▸ RECORDS FOR THIS EXERCISE
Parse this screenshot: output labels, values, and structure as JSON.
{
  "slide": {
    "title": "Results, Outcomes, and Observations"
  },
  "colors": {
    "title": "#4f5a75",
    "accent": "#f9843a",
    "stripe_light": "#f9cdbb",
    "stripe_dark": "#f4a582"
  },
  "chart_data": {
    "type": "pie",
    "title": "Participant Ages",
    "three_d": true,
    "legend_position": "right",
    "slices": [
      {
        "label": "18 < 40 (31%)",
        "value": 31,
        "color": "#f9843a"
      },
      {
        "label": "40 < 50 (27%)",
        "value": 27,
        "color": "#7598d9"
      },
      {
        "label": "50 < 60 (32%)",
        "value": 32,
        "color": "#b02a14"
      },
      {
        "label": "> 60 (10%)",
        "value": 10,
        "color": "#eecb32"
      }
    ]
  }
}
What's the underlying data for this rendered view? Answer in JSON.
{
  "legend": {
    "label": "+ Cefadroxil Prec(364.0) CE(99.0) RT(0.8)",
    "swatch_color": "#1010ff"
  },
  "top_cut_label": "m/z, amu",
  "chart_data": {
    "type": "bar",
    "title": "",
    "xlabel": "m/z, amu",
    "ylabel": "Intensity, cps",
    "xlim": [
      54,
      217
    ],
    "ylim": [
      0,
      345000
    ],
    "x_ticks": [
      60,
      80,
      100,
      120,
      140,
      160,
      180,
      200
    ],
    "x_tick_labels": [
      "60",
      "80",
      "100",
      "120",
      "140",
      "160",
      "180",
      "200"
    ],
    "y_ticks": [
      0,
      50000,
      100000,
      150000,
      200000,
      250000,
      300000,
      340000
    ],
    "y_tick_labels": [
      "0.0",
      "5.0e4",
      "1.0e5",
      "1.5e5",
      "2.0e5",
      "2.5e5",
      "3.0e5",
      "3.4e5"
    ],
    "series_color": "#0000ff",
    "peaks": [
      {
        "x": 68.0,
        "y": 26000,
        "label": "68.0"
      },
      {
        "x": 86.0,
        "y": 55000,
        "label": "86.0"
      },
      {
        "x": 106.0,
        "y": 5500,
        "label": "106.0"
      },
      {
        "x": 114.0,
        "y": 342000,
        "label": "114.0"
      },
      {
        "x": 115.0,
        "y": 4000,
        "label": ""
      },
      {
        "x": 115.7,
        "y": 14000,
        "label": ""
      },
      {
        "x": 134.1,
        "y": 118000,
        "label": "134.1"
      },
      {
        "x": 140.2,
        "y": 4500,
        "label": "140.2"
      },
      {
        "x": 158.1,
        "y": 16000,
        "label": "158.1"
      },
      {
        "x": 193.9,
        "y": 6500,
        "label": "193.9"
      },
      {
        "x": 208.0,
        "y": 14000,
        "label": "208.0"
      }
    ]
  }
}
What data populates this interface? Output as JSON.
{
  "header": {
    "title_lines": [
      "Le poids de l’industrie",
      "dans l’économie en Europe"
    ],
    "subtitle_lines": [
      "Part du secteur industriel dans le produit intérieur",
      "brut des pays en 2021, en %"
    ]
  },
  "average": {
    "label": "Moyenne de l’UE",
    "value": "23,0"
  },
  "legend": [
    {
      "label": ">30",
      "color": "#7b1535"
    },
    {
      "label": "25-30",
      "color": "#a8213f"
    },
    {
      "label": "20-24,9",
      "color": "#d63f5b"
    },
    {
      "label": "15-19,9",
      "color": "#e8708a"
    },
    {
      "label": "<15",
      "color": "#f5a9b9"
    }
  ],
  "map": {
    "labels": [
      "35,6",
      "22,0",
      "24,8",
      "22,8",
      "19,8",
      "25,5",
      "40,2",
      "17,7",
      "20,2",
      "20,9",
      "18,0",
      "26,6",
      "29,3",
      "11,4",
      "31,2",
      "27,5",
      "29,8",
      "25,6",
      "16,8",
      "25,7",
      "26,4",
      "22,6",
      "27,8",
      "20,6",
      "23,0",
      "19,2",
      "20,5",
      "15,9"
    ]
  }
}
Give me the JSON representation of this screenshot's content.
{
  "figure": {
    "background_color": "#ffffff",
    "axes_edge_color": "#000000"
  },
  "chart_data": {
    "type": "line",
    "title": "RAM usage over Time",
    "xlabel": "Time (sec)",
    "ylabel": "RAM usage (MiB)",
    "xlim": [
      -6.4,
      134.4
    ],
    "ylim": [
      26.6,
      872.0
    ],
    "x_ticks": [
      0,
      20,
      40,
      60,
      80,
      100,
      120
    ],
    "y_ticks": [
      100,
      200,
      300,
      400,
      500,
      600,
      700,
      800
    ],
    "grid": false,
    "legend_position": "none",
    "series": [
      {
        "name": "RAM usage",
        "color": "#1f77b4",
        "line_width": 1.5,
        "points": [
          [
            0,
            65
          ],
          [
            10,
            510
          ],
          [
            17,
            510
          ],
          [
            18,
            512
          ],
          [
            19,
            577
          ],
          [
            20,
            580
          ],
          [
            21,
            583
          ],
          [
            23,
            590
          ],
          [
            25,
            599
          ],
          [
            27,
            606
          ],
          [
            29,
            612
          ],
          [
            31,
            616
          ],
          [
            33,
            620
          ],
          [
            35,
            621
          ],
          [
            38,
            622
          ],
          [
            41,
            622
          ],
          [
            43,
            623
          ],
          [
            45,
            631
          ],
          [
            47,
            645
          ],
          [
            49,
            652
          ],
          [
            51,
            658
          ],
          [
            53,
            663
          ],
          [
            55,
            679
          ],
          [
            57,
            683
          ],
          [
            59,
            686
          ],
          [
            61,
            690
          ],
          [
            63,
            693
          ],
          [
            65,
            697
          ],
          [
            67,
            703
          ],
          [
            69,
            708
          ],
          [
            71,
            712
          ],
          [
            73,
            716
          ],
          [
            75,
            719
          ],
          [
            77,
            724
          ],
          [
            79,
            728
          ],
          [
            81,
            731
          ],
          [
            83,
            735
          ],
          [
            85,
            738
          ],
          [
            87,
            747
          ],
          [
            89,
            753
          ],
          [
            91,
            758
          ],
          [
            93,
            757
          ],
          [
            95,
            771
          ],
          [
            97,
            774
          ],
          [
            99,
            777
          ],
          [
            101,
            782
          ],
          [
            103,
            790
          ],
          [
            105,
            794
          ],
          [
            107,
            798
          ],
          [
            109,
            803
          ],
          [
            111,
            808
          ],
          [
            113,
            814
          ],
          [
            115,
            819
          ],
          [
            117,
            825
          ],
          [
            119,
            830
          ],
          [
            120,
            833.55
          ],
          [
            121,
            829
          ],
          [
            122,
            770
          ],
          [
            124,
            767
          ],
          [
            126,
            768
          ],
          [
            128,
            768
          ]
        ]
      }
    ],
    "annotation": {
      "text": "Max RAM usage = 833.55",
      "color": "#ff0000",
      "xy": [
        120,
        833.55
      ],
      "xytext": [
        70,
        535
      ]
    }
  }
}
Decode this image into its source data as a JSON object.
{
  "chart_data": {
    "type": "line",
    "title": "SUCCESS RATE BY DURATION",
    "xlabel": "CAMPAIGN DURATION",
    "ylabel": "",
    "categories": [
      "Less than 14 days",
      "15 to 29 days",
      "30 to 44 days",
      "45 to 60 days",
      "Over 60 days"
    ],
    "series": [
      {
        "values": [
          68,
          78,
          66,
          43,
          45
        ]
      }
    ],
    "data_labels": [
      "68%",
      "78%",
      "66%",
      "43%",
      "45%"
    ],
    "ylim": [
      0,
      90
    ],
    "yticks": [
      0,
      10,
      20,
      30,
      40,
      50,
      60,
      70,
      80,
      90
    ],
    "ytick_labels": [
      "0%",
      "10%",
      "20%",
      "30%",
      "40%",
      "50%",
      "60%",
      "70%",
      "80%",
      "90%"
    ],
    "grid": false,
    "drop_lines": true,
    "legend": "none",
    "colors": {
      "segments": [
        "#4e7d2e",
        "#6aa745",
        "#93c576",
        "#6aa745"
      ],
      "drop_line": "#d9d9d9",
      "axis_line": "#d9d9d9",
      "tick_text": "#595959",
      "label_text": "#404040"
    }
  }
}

▸ PROMPT
Out of the records, collect only those lines that contain the string "days".

▸ PROBLEM SOLUTION
      "Less than 14 days",
      "15 to 29 days",
      "30 to 44 days",
      "45 to 60 days",
      "Over 60 days"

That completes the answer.